#### 文書の抜粋 ####

【小論文・教育格差】経済の視点から学力の問題に切り込む【労働倫理】

学び

教育格差

みなさん、こんにちは。

元都立高校国語科教師、すい喬です。

今回は格差社会の問題を経済の視点からみていきます。

教育予算に関するテーマです。

諸外国に比べて日本の教育水準は非常に高いです。

一時はPISAショックなどといわれ、日本の教育の未来に不安を投げかけました。

日本人の多くは教育に対して、少なからぬ関心を抱いています。

入試においても小論文によく、教育格差の問題が出題されます。

特にコロナ禍において、さまざまな問題が浮き彫りになりました。

このテーマは2023年度入試においても、確実に問われることとなります。

過去問をチェックしながら、コロナ禍との関連をみていきましょう。

この問題は『財政から読みとく日本社会』という本が出典です。

長文なので、ポイントだけを抜粋します。

問題は次の2問です。

問1 内容を400字で要約しなさい。

問2 文章に述べられた格差の問題を踏まえた上で、日本の公的な教育支出のあり方、財源とのバランス、さらに社会に広く受け入れられるための方策について、あなたの考えを800字以内で論じなさい。

というものです。

特に問2は3つの条件が出ていますね。

それぞれをきちんと把握して答えないと、評価は低いものになります。

#### 提供された記録 ####

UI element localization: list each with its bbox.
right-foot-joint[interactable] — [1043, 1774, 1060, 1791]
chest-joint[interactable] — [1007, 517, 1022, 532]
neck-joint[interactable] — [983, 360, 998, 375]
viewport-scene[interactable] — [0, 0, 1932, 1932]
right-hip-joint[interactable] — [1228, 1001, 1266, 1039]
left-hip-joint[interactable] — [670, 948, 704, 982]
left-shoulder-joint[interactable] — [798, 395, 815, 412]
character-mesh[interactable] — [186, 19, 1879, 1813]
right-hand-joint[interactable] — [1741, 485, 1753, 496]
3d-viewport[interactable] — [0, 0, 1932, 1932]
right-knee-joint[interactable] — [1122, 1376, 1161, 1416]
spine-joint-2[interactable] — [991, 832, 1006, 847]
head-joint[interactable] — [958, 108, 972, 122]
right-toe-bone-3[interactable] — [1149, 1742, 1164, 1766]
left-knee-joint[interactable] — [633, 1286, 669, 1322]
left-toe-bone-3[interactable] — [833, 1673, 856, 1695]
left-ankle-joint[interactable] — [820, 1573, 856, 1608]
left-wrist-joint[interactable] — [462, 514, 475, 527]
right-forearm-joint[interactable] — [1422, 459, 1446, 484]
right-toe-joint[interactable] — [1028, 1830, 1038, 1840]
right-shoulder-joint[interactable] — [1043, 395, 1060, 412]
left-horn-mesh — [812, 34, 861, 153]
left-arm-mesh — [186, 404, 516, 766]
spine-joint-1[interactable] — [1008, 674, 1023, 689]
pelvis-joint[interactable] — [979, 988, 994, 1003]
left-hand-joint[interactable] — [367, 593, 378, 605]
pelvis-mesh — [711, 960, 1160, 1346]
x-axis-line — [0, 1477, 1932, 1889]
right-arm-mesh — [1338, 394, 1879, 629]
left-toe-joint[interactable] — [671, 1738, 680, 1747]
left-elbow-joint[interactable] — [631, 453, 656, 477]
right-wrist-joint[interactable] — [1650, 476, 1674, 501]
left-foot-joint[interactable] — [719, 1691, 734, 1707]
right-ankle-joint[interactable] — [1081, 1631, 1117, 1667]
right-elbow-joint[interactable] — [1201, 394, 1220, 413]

####

> 課題の指示
1 – 教育格差の小論文についての文章を読んで、次の問いに答えなさい。
(a) 筆者はかつてどのような職に就いていたか。
(b) 取り上げられた入試問題の出典となった本の題名は何か。
(c) 問1では、内容を何字で要約するよう求めているか。
2 – 教育格差の小論文についての文章を、最後の文の次から書き継ぎなさい。
これらの記録は、本文の内容とは関係がありません。

> 課題別の解答
1 –
(a) 都立高校の国語科教師
(b) 『財政から読みとく日本社会』
(c) 400字

2 –
課題文

教育予算はもっとも関心のある問題のひとつかもしれません。

日本の教育水準は非常に高いにもかかわらず、日本の政府が行なっている公的な教育支出は先進国の中で最低水準なのです。

まず公的な教育支出がGDPに占める割合はOECD加盟国の中で下から3番目、そして公的支出全体に占める教育支出の割合は下から4番目です。(中略)

さらに大学に行くための費用の6割以上が、政府ではなく各家庭の負担であり、この割合はOECD加盟国の中で、韓国に次いで2番目に大きな数値となっています。

このように私たちの社会は子どもや若者の教育を社会全体で何とかしようとするのではなく、それぞれの親が自分たちの子供に教育の機会をあたえることが前提となっていることがわかります。

社会意識に関する世論調査の中には、子育てのつらさの内容を訪ねる項目があります。

この中で1位なのは「子供の将来の教育にお金がかかること」です。

そして2位が「子供が小さい時の子育てにお金がかかること」となっています。

1996年をピークに一世帯あたりの所得が減りはじめました。

もしピーク時の所得を保つことができていれば、この20年間でおよそ1500万円以上の貯金ができていた計算になります。

高校入学から大学卒業までの入在学費用は平均で900万円といわれています。

ちなみに入在学費用とは、授業料、通学費や塾代だけでなく、入学金、寄付金、受験費用などを合計したものです。

さらに自宅外通学となる場合は、仕送りや新しい部屋の敷金、礼金、家財道具の購入などのお金がかかります。

この平均額はおよそ545万円です。

20年間で失った貯金の額は子供一人分の高校、大学でかかる費用とほぼ等しかったわけです。(中略)

教育にかかるお金をみんなで負担しあう社会ではなく、自己責任でなんとかする社会は、当たり前のことですが「所得の格差」が「教育のチャンスの格差」を生んでしまいます。

ちなみにパートやアルバイト、契約社員などの非正規雇用の場合、15歳から24歳までの若い人たちの非正規雇用者比率は男性25%、女性36%です。(中略)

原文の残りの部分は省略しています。